Task objective =>
From the entries below, extract every line that includes the word "There".

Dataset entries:

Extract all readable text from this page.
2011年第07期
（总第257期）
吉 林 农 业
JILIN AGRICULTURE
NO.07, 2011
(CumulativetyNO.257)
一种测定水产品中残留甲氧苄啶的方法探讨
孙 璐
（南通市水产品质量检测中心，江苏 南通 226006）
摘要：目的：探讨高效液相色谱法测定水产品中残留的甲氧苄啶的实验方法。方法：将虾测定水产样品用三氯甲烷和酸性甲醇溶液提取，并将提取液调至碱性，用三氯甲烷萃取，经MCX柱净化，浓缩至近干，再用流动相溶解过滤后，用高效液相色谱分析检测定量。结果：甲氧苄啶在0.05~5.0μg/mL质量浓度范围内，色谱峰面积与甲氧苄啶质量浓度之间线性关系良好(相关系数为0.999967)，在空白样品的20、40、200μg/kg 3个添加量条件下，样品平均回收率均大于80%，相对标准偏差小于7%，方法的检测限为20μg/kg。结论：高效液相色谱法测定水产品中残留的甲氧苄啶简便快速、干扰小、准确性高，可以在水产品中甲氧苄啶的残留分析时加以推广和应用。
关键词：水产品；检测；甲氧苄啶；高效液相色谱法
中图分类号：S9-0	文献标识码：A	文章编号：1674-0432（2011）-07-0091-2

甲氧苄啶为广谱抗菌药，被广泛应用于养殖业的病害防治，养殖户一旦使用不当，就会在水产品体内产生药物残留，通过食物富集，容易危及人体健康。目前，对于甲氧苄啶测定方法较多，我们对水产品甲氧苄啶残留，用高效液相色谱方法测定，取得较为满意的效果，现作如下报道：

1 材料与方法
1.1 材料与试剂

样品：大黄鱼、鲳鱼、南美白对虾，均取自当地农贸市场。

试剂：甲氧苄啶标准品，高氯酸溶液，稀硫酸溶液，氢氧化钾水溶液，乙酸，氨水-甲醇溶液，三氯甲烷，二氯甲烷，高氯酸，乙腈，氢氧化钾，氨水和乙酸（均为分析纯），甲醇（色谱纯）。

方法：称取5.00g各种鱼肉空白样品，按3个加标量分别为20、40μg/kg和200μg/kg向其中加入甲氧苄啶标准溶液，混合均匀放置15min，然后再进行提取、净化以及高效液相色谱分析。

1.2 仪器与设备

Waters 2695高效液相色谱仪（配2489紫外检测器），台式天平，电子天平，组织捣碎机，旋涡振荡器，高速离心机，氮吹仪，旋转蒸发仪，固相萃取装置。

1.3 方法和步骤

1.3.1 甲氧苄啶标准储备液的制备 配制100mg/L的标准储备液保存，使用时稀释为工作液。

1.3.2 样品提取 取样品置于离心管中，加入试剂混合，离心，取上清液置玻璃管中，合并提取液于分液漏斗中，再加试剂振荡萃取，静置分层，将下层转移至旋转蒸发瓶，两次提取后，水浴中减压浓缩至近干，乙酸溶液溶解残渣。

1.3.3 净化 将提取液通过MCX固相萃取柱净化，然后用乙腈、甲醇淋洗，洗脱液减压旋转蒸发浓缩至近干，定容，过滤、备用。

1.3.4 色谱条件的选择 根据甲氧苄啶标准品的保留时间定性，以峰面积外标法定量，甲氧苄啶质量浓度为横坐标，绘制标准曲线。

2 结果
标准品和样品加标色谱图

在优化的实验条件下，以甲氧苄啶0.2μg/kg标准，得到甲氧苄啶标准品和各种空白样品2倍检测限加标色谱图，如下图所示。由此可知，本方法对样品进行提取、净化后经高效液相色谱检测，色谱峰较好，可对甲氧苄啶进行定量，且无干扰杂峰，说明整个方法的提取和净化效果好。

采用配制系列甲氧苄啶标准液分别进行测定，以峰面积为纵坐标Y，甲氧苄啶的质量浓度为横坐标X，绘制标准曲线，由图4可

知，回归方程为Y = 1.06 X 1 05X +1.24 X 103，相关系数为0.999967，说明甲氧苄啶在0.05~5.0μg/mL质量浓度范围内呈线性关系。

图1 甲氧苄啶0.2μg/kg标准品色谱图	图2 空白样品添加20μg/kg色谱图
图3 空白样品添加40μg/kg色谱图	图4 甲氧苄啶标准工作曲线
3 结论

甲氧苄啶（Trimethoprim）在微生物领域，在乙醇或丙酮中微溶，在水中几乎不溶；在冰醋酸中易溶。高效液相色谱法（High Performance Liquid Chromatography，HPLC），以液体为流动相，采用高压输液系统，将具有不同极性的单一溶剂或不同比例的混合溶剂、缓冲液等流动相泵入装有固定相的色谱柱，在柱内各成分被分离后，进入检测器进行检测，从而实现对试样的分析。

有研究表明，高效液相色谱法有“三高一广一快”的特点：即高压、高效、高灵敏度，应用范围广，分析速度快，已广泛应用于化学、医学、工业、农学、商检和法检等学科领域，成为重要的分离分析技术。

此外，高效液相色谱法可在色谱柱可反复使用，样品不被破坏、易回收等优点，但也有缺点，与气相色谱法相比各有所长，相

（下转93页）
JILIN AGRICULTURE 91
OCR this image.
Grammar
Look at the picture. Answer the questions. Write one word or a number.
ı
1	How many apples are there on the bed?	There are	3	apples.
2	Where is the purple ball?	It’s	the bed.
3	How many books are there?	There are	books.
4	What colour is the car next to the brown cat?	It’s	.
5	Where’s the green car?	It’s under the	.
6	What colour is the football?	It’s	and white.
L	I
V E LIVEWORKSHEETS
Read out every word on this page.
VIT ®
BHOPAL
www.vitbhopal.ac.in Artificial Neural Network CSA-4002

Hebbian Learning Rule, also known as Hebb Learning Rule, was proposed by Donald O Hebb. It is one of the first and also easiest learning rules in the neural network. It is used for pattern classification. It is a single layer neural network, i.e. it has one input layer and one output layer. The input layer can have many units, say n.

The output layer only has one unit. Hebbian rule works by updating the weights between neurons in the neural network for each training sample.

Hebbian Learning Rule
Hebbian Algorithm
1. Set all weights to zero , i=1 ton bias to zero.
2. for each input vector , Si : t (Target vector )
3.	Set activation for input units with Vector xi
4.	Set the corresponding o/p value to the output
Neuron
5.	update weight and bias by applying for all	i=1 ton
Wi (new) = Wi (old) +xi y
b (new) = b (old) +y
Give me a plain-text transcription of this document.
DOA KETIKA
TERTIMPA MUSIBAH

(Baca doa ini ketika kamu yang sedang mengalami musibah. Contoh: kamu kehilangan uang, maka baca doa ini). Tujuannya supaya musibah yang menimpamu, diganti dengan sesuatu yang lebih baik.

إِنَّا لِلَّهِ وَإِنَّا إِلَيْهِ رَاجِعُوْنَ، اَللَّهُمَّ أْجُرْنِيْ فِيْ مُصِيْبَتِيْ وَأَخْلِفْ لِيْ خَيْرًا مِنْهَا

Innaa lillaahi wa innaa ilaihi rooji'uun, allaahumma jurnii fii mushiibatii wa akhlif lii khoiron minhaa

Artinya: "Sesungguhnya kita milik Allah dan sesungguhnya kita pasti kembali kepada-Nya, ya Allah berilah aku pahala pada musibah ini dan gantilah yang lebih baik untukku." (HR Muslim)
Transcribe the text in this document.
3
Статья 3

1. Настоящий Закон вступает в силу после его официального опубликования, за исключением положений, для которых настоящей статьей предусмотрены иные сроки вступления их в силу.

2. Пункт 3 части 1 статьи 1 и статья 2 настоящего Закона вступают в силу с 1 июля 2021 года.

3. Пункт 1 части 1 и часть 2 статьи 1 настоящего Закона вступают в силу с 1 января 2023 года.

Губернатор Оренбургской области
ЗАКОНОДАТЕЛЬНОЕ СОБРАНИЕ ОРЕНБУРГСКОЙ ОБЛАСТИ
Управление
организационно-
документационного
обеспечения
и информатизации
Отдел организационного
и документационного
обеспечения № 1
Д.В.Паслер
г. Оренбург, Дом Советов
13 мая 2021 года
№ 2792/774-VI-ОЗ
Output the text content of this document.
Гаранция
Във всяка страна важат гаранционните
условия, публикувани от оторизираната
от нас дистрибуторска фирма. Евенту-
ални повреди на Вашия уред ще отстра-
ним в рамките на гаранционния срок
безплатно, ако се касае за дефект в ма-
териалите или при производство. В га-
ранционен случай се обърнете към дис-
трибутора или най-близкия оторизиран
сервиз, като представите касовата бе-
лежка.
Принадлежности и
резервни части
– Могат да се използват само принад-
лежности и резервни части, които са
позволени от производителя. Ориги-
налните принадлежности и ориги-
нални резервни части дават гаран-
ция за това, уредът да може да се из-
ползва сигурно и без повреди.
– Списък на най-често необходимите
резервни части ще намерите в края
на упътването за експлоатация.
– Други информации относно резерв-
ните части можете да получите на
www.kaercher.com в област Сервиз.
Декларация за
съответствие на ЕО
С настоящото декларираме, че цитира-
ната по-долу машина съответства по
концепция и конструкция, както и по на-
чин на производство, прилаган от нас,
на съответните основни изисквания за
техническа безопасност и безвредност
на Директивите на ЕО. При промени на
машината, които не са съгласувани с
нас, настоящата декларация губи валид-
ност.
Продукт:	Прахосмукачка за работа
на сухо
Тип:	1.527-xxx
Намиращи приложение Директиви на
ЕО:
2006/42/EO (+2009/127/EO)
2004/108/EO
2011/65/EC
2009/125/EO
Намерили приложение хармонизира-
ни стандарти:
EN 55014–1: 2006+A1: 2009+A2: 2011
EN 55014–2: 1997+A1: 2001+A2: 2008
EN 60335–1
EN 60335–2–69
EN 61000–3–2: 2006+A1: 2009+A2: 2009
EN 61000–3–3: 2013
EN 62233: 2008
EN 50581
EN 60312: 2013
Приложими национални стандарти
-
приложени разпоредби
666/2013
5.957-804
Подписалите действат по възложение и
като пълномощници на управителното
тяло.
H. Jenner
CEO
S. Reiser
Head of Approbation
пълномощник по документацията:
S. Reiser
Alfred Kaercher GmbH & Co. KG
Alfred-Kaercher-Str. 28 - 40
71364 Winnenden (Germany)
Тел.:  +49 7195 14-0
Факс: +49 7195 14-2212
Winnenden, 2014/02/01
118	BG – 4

The result =>
1	How many apples are there on the bed?	There are	3	apples.
3	How many books are there?	There are	books.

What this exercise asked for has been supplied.